::: RECORDS SHOWN :::

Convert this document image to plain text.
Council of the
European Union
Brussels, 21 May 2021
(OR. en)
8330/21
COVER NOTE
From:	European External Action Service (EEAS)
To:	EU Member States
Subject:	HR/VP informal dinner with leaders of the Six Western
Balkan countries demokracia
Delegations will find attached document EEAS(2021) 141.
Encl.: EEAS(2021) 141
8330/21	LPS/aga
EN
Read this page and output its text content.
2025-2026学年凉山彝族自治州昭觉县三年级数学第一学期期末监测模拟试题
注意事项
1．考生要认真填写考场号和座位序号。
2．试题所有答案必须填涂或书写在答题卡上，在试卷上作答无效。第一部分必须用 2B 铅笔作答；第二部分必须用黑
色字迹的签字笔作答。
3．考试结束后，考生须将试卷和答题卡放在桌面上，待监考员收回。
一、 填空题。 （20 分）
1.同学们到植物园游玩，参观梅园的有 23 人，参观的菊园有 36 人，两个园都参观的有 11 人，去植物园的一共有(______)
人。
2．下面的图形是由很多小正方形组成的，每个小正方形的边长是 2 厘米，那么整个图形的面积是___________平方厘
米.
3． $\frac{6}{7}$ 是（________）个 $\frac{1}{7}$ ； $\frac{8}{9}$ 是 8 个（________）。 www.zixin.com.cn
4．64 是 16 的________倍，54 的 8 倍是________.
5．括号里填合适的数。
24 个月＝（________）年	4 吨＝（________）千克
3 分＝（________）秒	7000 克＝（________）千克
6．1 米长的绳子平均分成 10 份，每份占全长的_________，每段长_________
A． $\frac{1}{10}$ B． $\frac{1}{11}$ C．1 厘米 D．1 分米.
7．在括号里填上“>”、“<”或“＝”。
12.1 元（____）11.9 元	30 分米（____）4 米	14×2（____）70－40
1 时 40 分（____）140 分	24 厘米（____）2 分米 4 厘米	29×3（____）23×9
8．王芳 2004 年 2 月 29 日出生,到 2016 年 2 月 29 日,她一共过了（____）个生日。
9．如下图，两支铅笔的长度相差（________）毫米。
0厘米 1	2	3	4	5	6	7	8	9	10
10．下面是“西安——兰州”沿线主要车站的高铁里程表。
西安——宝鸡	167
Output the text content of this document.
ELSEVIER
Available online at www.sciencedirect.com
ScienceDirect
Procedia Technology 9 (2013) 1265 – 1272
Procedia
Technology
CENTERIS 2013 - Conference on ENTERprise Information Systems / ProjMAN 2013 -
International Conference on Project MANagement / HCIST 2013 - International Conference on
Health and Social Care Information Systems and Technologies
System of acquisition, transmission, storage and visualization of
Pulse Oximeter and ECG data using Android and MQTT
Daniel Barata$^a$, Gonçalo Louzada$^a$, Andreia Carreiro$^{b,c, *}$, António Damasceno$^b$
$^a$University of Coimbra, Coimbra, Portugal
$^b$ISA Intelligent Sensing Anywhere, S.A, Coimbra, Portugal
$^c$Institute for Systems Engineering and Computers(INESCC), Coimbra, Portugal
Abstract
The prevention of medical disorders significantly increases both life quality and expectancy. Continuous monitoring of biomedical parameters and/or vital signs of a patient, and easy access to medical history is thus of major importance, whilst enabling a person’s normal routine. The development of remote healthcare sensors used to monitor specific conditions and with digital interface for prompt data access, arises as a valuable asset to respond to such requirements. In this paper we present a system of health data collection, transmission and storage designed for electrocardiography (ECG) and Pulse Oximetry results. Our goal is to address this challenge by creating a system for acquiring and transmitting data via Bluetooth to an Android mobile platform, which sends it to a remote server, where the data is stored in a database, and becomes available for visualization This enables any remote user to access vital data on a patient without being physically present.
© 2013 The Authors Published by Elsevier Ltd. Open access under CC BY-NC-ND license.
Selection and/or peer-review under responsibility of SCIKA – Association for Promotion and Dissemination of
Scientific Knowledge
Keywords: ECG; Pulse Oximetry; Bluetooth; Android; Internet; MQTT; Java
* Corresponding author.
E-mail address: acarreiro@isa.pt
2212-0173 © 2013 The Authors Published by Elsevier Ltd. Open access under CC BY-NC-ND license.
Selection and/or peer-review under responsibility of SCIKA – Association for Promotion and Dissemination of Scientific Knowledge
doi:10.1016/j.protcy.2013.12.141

:::

### THE TASK
Your task is to reproduce the whole listing exactly.

### THE COMPLETED TASK
Convert this document image to plain text.
Council of the
European Union
Brussels, 21 May 2021
(OR. en)
8330/21
COVER NOTE
From:	European External Action Service (EEAS)
To:	EU Member States
Subject:	HR/VP informal dinner with leaders of the Six Western
Balkan countries demokracia
Delegations will find attached document EEAS(2021) 141.
Encl.: EEAS(2021) 141
8330/21	LPS/aga
EN
Read this page and output its text content.
2025-2026学年凉山彝族自治州昭觉县三年级数学第一学期期末监测模拟试题
注意事项
1．考生要认真填写考场号和座位序号。
2．试题所有答案必须填涂或书写在答题卡上，在试卷上作答无效。第一部分必须用 2B 铅笔作答；第二部分必须用黑
色字迹的签字笔作答。
3．考试结束后，考生须将试卷和答题卡放在桌面上，待监考员收回。
一、 填空题。 （20 分）
1.同学们到植物园游玩，参观梅园的有 23 人，参观的菊园有 36 人，两个园都参观的有 11 人，去植物园的一共有(______)
人。
2．下面的图形是由很多小正方形组成的，每个小正方形的边长是 2 厘米，那么整个图形的面积是___________平方厘
米.
3． $\frac{6}{7}$ 是（________）个 $\frac{1}{7}$ ； $\frac{8}{9}$ 是 8 个（________）。 www.zixin.com.cn
4．64 是 16 的________倍，54 的 8 倍是________.
5．括号里填合适的数。
24 个月＝（________）年	4 吨＝（________）千克
3 分＝（________）秒	7000 克＝（________）千克
6．1 米长的绳子平均分成 10 份，每份占全长的_________，每段长_________
A． $\frac{1}{10}$ B． $\frac{1}{11}$ C．1 厘米 D．1 分米.
7．在括号里填上“>”、“<”或“＝”。
12.1 元（____）11.9 元	30 分米（____）4 米	14×2（____）70－40
1 时 40 分（____）140 分	24 厘米（____）2 分米 4 厘米	29×3（____）23×9
8．王芳 2004 年 2 月 29 日出生,到 2016 年 2 月 29 日,她一共过了（____）个生日。
9．如下图，两支铅笔的长度相差（________）毫米。
0厘米 1	2	3	4	5	6	7	8	9	10
10．下面是“西安——兰州”沿线主要车站的高铁里程表。
西安——宝鸡	167
Output the text content of this document.
ELSEVIER
Available online at www.sciencedirect.com
ScienceDirect
Procedia Technology 9 (2013) 1265 – 1272
Procedia
Technology
CENTERIS 2013 - Conference on ENTERprise Information Systems / ProjMAN 2013 -
International Conference on Project MANagement / HCIST 2013 - International Conference on
Health and Social Care Information Systems and Technologies
System of acquisition, transmission, storage and visualization of
Pulse Oximeter and ECG data using Android and MQTT
Daniel Barata$^a$, Gonçalo Louzada$^a$, Andreia Carreiro$^{b,c, *}$, António Damasceno$^b$
$^a$University of Coimbra, Coimbra, Portugal
$^b$ISA Intelligent Sensing Anywhere, S.A, Coimbra, Portugal
$^c$Institute for Systems Engineering and Computers(INESCC), Coimbra, Portugal
Abstract
The prevention of medical disorders significantly increases both life quality and expectancy. Continuous monitoring of biomedical parameters and/or vital signs of a patient, and easy access to medical history is thus of major importance, whilst enabling a person’s normal routine. The development of remote healthcare sensors used to monitor specific conditions and with digital interface for prompt data access, arises as a valuable asset to respond to such requirements. In this paper we present a system of health data collection, transmission and storage designed for electrocardiography (ECG) and Pulse Oximetry results. Our goal is to address this challenge by creating a system for acquiring and transmitting data via Bluetooth to an Android mobile platform, which sends it to a remote server, where the data is stored in a database, and becomes available for visualization This enables any remote user to access vital data on a patient without being physically present.
© 2013 The Authors Published by Elsevier Ltd. Open access under CC BY-NC-ND license.
Selection and/or peer-review under responsibility of SCIKA – Association for Promotion and Dissemination of
Scientific Knowledge
Keywords: ECG; Pulse Oximetry; Bluetooth; Android; Internet; MQTT; Java
* Corresponding author.
E-mail address: acarreiro@isa.pt
2212-0173 © 2013 The Authors Published by Elsevier Ltd. Open access under CC BY-NC-ND license.
Selection and/or peer-review under responsibility of SCIKA – Association for Promotion and Dissemination of Scientific Knowledge
doi:10.1016/j.protcy.2013.12.141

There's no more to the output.